→ **WHAT YOU HAVE TO DO**:
Take down each entry exactly as written.

------ RAW DATA ------

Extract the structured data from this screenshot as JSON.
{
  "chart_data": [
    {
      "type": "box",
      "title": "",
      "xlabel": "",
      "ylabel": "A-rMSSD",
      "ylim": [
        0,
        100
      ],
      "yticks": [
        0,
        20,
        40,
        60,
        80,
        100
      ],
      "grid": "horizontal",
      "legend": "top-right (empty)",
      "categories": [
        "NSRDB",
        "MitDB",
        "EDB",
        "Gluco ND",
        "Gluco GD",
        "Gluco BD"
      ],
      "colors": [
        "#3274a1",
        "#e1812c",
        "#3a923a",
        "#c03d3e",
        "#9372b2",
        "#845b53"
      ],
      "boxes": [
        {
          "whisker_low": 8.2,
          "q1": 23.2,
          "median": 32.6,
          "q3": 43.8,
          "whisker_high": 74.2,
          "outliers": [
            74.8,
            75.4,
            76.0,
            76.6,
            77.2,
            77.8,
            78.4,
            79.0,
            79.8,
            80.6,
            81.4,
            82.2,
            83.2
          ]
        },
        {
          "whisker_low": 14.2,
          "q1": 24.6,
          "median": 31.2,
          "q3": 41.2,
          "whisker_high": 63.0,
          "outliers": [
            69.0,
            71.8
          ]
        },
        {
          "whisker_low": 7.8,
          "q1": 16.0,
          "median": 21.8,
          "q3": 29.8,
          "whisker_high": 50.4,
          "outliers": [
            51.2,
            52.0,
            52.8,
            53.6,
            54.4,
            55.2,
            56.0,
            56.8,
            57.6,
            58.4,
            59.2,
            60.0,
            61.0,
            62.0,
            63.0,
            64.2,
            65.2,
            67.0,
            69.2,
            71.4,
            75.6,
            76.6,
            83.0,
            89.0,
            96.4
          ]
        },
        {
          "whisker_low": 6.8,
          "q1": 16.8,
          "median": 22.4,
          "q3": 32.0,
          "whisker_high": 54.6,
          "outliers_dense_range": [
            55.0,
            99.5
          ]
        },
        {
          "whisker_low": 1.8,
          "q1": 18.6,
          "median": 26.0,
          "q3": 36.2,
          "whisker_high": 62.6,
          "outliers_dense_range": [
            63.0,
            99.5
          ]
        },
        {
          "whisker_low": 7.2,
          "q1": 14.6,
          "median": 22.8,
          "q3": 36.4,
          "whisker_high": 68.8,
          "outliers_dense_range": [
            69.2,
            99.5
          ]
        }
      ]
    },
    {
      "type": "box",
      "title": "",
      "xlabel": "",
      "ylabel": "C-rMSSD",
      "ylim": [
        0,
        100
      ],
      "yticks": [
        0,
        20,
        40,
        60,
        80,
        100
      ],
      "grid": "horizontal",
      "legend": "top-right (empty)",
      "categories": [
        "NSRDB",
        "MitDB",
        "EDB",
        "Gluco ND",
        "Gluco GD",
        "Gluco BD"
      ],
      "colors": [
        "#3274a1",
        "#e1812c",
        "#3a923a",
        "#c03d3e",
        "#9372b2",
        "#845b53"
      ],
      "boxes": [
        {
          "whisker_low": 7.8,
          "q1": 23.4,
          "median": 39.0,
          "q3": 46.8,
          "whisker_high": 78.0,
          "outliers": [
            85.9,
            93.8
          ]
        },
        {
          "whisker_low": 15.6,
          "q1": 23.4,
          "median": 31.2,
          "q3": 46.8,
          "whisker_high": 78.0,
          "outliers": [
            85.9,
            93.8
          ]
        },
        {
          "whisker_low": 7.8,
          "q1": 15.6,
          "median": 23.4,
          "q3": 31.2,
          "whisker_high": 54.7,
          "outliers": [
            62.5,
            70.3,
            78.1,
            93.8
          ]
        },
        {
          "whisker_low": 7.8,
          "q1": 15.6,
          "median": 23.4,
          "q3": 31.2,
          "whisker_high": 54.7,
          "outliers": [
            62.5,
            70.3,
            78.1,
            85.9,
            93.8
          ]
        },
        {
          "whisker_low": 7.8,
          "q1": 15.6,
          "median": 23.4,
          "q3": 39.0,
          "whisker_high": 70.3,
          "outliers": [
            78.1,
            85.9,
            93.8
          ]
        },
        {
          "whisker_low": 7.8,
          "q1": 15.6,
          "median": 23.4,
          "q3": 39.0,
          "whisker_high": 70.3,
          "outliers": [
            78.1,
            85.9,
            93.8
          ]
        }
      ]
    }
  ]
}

------

→ **RESULT**:
Extract the structured data from this screenshot as JSON.
{
  "chart_data": [
    {
      "type": "box",
      "title": "",
      "xlabel": "",
      "ylabel": "A-rMSSD",
      "ylim": [
        0,
        100
      ],
      "yticks": [
        0,
        20,
        40,
        60,
        80,
        100
      ],
      "grid": "horizontal",
      "legend": "top-right (empty)",
      "categories": [
        "NSRDB",
        "MitDB",
        "EDB",
        "Gluco ND",
        "Gluco GD",
        "Gluco BD"
      ],
      "colors": [
        "#3274a1",
        "#e1812c",
        "#3a923a",
        "#c03d3e",
        "#9372b2",
        "#845b53"
      ],
      "boxes": [
        {
          "whisker_low": 8.2,
          "q1": 23.2,
          "median": 32.6,
          "q3": 43.8,
          "whisker_high": 74.2,
          "outliers": [
            74.8,
            75.4,
            76.0,
            76.6,
            77.2,
            77.8,
            78.4,
            79.0,
            79.8,
            80.6,
            81.4,
            82.2,
            83.2
          ]
        },
        {
          "whisker_low": 14.2,
          "q1": 24.6,
          "median": 31.2,
          "q3": 41.2,
          "whisker_high": 63.0,
          "outliers": [
            69.0,
            71.8
          ]
        },
        {
          "whisker_low": 7.8,
          "q1": 16.0,
          "median": 21.8,
          "q3": 29.8,
          "whisker_high": 50.4,
          "outliers": [
            51.2,
            52.0,
            52.8,
            53.6,
            54.4,
            55.2,
            56.0,
            56.8,
            57.6,
            58.4,
            59.2,
            60.0,
            61.0,
            62.0,
            63.0,
            64.2,
            65.2,
            67.0,
            69.2,
            71.4,
            75.6,
            76.6,
            83.0,
            89.0,
            96.4
          ]
        },
        {
          "whisker_low": 6.8,
          "q1": 16.8,
          "median": 22.4,
          "q3": 32.0,
          "whisker_high": 54.6,
          "outliers_dense_range": [
            55.0,
            99.5
          ]
        },
        {
          "whisker_low": 1.8,
          "q1": 18.6,
          "median": 26.0,
          "q3": 36.2,
          "whisker_high": 62.6,
          "outliers_dense_range": [
            63.0,
            99.5
          ]
        },
        {
          "whisker_low": 7.2,
          "q1": 14.6,
          "median": 22.8,
          "q3": 36.4,
          "whisker_high": 68.8,
          "outliers_dense_range": [
            69.2,
            99.5
          ]
        }
      ]
    },
    {
      "type": "box",
      "title": "",
      "xlabel": "",
      "ylabel": "C-rMSSD",
      "ylim": [
        0,
        100
      ],
      "yticks": [
        0,
        20,
        40,
        60,
        80,
        100
      ],
      "grid": "horizontal",
      "legend": "top-right (empty)",
      "categories": [
        "NSRDB",
        "MitDB",
        "EDB",
        "Gluco ND",
        "Gluco GD",
        "Gluco BD"
      ],
      "colors": [
        "#3274a1",
        "#e1812c",
        "#3a923a",
        "#c03d3e",
        "#9372b2",
        "#845b53"
      ],
      "boxes": [
        {
          "whisker_low": 7.8,
          "q1": 23.4,
          "median": 39.0,
          "q3": 46.8,
          "whisker_high": 78.0,
          "outliers": [
            85.9,
            93.8
          ]
        },
        {
          "whisker_low": 15.6,
          "q1": 23.4,
          "median": 31.2,
          "q3": 46.8,
          "whisker_high": 78.0,
          "outliers": [
            85.9,
            93.8
          ]
        },
        {
          "whisker_low": 7.8,
          "q1": 15.6,
          "median": 23.4,
          "q3": 31.2,
          "whisker_high": 54.7,
          "outliers": [
            62.5,
            70.3,
            78.1,
            93.8
          ]
        },
        {
          "whisker_low": 7.8,
          "q1": 15.6,
          "median": 23.4,
          "q3": 31.2,
          "whisker_high": 54.7,
          "outliers": [
            62.5,
            70.3,
            78.1,
            85.9,
            93.8
          ]
        },
        {
          "whisker_low": 7.8,
          "q1": 15.6,
          "median": 23.4,
          "q3": 39.0,
          "whisker_high": 70.3,
          "outliers": [
            78.1,
            85.9,
            93.8
          ]
        },
        {
          "whisker_low": 7.8,
          "q1": 15.6,
          "median": 23.4,
          "q3": 39.0,
          "whisker_high": 70.3,
          "outliers": [
            78.1,
            85.9,
            93.8
          ]
        }
      ]
    }
  ]
}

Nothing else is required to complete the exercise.